• [Aim]:
Copy out every line that contains "tioårigt".

■ ■ ■ ■ ■

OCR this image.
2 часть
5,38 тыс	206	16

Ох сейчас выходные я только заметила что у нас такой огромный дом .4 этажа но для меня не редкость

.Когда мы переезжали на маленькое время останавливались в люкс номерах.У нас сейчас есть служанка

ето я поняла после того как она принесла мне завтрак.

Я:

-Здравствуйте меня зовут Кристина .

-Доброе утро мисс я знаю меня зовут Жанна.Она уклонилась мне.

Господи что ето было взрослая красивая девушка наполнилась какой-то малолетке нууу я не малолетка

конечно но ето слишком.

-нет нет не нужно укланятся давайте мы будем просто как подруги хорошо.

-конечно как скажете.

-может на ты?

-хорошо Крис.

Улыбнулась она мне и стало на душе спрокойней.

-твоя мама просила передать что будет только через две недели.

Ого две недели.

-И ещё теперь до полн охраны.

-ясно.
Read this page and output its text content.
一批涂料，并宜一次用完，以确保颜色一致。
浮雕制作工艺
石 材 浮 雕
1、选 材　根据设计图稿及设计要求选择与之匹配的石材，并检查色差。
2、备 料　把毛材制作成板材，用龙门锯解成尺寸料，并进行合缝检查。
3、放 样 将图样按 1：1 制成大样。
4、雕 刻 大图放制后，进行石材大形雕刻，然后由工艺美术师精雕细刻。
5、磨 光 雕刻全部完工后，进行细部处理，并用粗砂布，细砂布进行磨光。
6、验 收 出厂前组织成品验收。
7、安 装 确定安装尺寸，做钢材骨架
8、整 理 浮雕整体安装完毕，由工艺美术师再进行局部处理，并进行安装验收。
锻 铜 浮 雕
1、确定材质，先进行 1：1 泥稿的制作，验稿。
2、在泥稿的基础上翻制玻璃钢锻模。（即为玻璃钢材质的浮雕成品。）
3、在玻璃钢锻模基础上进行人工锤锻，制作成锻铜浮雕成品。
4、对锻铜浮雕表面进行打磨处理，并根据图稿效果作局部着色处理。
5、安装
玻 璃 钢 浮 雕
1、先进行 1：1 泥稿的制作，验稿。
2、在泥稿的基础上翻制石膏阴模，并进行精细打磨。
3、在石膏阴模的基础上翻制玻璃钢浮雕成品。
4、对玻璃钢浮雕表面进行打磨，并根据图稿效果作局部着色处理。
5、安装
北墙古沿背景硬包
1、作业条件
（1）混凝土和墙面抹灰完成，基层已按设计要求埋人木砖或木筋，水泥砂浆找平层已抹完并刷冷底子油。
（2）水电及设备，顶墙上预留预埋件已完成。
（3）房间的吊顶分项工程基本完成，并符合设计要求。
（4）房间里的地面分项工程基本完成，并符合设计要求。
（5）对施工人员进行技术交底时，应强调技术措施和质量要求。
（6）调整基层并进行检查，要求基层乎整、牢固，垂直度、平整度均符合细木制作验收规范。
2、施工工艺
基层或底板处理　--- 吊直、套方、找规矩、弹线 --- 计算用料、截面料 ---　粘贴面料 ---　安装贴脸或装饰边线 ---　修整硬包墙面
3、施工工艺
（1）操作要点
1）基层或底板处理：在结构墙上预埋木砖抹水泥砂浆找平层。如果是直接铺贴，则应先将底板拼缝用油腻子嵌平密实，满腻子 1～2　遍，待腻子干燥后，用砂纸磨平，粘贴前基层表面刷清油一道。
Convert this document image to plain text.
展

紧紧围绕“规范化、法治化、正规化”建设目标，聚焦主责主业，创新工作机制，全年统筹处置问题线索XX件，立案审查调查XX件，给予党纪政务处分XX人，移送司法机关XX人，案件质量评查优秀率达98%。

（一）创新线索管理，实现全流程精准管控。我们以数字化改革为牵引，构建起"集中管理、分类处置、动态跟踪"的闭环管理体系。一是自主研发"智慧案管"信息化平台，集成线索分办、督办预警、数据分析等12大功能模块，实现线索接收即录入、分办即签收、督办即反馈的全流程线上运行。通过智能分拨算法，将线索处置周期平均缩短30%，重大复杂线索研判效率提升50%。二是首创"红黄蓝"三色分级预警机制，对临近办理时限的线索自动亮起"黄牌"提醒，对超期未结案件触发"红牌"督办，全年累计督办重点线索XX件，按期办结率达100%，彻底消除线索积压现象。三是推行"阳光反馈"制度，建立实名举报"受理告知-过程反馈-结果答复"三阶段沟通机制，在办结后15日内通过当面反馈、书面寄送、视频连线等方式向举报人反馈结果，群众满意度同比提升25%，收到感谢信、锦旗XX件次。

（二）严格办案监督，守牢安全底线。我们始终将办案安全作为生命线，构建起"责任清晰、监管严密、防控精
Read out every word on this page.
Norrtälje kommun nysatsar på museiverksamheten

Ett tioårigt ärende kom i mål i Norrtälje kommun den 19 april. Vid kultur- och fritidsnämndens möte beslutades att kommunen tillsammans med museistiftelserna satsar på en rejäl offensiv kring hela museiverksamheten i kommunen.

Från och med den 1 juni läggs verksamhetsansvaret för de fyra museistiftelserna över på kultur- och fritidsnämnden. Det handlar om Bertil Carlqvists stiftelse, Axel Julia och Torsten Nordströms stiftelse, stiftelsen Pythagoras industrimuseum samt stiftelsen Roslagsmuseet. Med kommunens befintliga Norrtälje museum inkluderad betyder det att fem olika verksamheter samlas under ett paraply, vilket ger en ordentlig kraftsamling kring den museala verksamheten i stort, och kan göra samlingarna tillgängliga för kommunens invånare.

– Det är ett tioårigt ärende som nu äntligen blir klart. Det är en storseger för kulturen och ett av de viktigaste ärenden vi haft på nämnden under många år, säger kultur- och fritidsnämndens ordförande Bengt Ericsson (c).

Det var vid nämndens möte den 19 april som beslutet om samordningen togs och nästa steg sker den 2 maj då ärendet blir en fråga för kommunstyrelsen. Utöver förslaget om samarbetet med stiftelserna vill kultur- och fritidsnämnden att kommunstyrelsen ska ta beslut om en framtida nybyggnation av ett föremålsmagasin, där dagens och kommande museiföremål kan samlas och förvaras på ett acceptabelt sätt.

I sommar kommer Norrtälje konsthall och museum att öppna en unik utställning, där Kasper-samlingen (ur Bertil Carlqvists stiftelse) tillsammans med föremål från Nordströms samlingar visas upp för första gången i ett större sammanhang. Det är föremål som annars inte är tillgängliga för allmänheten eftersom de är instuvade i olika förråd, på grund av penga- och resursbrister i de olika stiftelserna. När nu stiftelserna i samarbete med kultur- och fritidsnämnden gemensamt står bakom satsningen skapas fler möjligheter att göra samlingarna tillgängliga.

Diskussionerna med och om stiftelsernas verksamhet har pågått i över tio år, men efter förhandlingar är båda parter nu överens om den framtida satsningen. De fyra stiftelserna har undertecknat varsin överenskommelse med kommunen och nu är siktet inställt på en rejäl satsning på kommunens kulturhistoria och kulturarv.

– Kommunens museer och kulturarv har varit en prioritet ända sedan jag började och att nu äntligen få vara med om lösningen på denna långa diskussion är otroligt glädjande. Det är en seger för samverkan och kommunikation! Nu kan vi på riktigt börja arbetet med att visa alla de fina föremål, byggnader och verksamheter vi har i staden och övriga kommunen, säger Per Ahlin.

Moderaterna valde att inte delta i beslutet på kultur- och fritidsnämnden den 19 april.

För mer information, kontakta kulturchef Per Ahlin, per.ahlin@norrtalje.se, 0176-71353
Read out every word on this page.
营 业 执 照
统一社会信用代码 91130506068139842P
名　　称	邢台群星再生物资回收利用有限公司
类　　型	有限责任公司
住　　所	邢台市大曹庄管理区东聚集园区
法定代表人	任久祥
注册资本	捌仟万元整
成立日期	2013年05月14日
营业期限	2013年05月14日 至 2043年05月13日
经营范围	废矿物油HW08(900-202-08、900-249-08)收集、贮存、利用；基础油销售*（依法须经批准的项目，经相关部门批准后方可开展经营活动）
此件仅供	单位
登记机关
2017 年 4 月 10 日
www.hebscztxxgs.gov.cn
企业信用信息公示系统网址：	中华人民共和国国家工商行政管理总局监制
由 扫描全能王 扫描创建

■ ■ ■ ■ ■

• [Answer to the task]:
Ett tioårigt ärende kom i mål i Norrtälje kommun den 19 april. Vid kultur- och fritidsnämndens möte beslutades att kommunen tillsammans med museistiftelserna satsar på en rejäl offensiv kring hela museiverksamheten i kommunen.
– Det är ett tioårigt ärende som nu äntligen blir klart. Det är en storseger för kulturen och ett av de viktigaste ärenden vi haft på nämnden under många år, säger kultur- och fritidsnämndens ordförande Bengt Ericsson (c).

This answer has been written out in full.